Copy out each line of the data that holds the word "Többcélú".

**Material provided**
────────────────────────────────────────
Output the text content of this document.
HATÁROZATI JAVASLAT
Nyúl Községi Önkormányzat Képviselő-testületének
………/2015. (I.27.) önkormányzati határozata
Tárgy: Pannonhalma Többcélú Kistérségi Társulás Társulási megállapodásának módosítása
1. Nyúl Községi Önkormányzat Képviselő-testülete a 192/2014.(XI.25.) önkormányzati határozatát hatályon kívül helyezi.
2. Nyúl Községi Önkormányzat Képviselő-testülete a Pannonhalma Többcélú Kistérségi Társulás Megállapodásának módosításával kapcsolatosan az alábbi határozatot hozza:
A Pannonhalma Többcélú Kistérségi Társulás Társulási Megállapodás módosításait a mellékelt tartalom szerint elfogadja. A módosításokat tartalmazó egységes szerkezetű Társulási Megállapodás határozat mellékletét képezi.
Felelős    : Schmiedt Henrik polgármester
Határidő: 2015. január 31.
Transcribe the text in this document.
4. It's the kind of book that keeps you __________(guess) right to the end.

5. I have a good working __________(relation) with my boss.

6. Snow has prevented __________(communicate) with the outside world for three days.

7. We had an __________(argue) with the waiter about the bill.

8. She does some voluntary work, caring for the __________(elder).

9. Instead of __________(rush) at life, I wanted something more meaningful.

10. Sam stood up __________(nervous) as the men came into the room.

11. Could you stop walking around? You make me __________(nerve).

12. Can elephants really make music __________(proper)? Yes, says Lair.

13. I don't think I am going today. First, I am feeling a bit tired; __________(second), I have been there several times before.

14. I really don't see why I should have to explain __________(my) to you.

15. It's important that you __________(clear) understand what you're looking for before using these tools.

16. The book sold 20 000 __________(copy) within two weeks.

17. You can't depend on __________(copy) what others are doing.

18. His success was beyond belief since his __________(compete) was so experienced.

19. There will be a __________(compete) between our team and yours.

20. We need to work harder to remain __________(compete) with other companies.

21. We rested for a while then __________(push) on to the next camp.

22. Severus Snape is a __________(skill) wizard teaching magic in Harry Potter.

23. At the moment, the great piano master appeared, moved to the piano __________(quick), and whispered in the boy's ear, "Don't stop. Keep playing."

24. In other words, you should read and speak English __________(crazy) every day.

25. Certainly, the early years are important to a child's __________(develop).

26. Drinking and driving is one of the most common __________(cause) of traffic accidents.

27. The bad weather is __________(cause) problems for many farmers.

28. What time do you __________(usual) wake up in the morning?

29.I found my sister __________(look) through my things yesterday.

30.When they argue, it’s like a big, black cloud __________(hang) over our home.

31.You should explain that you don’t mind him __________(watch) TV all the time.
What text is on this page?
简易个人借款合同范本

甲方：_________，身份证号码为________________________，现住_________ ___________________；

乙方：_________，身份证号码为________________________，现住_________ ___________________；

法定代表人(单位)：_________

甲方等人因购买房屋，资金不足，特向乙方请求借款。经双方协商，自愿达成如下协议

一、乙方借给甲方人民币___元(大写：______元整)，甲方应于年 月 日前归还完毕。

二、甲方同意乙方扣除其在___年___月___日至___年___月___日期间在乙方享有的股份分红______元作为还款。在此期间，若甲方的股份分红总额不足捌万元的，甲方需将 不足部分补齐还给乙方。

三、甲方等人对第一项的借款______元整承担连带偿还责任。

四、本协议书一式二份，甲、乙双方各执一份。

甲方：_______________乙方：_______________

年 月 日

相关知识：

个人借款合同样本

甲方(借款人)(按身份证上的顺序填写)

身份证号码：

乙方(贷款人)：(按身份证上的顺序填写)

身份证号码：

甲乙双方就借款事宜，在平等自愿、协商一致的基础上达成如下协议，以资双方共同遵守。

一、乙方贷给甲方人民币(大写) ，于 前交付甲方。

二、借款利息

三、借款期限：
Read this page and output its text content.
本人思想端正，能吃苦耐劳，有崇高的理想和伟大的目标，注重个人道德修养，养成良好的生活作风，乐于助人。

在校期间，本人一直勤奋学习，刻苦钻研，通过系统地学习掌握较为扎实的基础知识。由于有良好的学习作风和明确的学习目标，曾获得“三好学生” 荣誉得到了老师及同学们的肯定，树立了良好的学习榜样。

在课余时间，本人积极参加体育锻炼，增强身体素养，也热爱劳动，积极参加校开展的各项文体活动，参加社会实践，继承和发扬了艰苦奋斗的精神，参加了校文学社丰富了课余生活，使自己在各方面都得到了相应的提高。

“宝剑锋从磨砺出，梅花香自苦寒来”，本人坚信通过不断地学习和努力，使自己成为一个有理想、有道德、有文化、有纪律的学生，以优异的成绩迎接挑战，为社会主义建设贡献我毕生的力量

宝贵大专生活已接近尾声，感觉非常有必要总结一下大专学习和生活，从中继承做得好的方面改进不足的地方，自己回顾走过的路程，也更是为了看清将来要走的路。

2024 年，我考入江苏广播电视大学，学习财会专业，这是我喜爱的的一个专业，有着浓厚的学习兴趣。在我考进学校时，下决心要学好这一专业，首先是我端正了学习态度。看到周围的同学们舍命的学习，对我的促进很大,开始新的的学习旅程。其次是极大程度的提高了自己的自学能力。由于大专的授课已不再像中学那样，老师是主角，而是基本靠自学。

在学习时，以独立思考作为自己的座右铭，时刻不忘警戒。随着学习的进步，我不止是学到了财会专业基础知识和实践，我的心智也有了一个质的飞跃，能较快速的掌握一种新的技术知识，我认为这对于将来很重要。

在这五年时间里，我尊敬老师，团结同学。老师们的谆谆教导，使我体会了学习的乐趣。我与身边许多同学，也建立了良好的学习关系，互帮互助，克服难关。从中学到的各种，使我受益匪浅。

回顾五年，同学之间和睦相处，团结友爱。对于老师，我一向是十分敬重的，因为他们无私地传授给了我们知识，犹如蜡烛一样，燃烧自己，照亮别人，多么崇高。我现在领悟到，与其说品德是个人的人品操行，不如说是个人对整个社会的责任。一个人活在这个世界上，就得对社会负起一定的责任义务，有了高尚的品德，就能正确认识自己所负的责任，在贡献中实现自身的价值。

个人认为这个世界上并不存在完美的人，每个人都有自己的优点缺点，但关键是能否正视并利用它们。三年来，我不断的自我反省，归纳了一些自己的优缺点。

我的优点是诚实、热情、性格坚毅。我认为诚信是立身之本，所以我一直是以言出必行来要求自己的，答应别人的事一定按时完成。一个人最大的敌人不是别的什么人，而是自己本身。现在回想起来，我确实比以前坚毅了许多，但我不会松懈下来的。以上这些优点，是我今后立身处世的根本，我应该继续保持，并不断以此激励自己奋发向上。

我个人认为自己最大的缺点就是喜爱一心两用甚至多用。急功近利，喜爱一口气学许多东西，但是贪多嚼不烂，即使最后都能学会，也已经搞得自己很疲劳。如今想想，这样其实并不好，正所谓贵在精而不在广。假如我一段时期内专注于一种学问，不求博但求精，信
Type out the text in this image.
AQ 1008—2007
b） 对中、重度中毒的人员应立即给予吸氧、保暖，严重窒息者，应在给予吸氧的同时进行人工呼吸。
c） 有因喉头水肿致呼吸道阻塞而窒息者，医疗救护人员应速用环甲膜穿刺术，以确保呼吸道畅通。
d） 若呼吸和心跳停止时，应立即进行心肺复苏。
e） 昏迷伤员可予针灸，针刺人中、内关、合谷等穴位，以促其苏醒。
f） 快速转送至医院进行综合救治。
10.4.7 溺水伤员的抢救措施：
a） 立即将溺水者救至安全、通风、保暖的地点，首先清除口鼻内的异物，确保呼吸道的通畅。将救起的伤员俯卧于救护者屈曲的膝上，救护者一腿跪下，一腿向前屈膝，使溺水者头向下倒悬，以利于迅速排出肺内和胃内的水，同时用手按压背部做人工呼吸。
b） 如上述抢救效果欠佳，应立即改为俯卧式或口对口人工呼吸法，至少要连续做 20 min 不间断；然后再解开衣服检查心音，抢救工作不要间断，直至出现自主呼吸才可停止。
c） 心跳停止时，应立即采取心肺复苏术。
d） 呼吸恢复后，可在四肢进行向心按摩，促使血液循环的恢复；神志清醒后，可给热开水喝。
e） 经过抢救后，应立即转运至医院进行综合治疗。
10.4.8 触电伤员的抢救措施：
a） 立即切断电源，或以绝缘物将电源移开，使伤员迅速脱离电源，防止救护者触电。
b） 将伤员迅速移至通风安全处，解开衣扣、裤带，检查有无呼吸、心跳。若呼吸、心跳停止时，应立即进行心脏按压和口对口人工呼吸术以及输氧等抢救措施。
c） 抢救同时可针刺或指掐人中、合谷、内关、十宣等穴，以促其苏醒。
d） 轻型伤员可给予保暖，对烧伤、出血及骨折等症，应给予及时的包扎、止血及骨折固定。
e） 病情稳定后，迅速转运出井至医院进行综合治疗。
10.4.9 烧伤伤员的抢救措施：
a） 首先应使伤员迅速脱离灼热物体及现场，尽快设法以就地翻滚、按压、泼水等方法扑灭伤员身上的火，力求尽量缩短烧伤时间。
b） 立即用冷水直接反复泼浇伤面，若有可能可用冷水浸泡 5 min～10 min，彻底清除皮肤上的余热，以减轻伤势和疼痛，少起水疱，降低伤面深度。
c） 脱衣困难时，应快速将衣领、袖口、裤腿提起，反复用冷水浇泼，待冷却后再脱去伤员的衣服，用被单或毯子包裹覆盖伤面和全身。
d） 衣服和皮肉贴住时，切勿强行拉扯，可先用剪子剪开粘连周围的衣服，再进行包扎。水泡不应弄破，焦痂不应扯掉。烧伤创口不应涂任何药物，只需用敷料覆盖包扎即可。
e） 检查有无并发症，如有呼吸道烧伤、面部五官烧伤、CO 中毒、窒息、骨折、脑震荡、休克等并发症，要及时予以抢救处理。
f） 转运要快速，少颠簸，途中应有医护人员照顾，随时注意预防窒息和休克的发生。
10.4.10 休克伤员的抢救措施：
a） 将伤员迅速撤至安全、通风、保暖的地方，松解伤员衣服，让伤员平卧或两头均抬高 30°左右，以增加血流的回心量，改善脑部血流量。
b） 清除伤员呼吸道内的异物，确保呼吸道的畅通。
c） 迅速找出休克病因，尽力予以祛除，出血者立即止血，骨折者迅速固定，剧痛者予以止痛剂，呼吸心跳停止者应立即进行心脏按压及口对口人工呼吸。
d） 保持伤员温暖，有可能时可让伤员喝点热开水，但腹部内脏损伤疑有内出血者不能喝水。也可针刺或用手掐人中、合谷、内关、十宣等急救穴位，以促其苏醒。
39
────────────────────────────────────────
**Answer in full**
Tárgy: Pannonhalma Többcélú Kistérségi Társulás Társulási megállapodásának módosítása
2. Nyúl Községi Önkormányzat Képviselő-testülete a Pannonhalma Többcélú Kistérségi Társulás Megállapodásának módosításával kapcsolatosan az alábbi határozatot hozza:
A Pannonhalma Többcélú Kistérségi Társulás Társulási Megállapodás módosításait a mellékelt tartalom szerint elfogadja. A módosításokat tartalmazó egységes szerkezetű Társulási Megállapodás határozat mellékletét képezi.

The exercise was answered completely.